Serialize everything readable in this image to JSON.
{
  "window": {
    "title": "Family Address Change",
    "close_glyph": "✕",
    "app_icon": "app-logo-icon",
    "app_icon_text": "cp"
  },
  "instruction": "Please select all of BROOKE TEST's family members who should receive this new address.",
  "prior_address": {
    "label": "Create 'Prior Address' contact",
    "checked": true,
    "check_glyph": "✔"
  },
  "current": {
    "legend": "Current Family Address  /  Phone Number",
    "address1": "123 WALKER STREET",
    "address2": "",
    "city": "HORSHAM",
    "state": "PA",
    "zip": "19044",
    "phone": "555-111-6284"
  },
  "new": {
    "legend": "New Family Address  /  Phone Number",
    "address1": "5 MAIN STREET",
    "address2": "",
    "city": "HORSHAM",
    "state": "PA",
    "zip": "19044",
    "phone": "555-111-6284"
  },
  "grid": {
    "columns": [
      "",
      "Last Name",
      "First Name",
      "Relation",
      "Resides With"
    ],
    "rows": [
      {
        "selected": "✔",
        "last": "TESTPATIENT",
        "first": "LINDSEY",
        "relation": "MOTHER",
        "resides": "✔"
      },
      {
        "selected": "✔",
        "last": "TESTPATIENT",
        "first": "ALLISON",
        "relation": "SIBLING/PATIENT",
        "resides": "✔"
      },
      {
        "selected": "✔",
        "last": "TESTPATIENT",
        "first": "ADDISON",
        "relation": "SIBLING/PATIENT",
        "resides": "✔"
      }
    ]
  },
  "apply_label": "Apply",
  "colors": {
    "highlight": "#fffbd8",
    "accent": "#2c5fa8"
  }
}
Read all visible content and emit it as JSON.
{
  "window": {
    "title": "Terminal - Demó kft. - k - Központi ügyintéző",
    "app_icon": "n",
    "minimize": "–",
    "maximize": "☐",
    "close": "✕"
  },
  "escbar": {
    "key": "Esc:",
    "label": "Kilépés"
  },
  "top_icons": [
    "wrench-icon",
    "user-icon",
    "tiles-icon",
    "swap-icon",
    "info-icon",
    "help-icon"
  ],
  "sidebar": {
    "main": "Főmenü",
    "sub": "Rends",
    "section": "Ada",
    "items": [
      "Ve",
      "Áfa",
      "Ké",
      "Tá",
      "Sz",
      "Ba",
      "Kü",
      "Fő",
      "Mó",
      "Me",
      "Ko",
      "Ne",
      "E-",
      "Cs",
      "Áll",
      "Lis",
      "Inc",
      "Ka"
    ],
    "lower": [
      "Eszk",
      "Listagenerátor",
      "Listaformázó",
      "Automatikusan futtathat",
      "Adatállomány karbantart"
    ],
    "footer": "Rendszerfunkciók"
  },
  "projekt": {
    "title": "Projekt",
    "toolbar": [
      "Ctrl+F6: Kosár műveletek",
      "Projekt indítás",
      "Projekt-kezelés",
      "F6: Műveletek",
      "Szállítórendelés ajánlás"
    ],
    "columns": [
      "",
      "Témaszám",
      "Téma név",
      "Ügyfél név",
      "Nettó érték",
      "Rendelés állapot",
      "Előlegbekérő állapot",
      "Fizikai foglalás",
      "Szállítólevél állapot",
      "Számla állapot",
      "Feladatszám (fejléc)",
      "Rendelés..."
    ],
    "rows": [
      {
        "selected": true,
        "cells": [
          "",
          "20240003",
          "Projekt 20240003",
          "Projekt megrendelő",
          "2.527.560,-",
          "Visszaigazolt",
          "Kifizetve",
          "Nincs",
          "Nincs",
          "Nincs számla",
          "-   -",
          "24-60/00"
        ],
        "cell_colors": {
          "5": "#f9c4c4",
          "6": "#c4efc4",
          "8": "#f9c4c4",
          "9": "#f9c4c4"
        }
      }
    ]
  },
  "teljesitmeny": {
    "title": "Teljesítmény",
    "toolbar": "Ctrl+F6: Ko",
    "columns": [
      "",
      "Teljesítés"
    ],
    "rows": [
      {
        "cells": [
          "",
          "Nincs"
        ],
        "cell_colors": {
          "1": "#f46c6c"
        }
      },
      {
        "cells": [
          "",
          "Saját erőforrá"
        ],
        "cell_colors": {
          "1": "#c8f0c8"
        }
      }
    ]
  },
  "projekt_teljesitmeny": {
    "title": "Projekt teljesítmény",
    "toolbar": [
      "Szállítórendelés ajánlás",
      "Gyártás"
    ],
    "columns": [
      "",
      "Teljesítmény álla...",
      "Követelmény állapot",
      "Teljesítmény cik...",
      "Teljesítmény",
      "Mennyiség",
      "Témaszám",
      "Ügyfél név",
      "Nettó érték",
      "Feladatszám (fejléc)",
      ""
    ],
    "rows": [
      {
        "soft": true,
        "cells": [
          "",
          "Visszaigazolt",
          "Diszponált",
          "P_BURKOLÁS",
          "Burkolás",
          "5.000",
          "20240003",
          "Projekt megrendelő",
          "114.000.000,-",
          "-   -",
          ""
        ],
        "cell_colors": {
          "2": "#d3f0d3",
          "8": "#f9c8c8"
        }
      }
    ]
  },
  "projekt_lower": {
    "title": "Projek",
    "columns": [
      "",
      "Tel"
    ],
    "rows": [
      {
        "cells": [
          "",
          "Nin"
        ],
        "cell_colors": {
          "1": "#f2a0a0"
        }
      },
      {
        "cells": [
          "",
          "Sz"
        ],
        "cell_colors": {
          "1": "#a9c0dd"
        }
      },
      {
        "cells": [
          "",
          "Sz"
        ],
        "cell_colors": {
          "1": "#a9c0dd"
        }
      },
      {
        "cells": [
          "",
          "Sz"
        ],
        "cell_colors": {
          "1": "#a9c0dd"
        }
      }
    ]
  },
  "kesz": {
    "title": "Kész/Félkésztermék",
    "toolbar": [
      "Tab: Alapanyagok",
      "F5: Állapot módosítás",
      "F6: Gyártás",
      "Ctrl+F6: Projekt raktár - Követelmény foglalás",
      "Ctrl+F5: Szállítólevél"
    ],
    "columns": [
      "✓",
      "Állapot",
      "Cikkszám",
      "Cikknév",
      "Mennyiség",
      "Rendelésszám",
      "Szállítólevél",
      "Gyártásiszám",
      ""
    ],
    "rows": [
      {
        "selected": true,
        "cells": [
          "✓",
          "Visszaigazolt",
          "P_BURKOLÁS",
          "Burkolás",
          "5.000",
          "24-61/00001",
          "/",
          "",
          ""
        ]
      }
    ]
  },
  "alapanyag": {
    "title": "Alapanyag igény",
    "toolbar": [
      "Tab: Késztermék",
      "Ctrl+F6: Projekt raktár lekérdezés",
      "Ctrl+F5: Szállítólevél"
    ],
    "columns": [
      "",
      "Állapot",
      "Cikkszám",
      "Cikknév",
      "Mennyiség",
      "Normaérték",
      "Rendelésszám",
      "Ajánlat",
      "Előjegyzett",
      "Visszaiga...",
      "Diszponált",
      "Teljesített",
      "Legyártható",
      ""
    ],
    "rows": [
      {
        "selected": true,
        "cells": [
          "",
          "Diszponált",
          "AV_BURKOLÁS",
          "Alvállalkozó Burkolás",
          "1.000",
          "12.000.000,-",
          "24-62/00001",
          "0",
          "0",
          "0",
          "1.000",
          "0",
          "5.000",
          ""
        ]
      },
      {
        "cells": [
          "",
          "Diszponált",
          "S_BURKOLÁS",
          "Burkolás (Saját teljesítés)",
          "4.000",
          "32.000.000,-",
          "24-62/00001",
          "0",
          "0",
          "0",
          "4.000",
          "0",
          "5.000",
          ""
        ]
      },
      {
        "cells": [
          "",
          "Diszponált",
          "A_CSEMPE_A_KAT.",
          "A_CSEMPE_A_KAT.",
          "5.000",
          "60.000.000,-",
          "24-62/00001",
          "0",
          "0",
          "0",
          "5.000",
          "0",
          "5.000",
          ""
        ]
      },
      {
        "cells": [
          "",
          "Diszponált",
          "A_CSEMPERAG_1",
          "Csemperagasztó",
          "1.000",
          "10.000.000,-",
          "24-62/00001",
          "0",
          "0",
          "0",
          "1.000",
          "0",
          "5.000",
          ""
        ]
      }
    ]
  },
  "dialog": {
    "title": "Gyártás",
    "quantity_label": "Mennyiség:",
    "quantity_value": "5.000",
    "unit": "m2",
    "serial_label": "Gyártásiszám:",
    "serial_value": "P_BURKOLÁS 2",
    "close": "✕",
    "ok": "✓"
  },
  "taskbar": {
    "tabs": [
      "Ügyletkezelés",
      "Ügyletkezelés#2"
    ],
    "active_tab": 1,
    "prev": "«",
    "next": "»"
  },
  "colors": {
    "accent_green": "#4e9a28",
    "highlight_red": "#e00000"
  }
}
......
■ Aim: Copy out each line of the material that holds the word "Szállítólevél".

■ Answer to this task:
      "Szállítólevél állapot",
      "Ctrl+F5: Szállítólevél"
      "Szállítólevél",
      "Ctrl+F5: Szállítólevél"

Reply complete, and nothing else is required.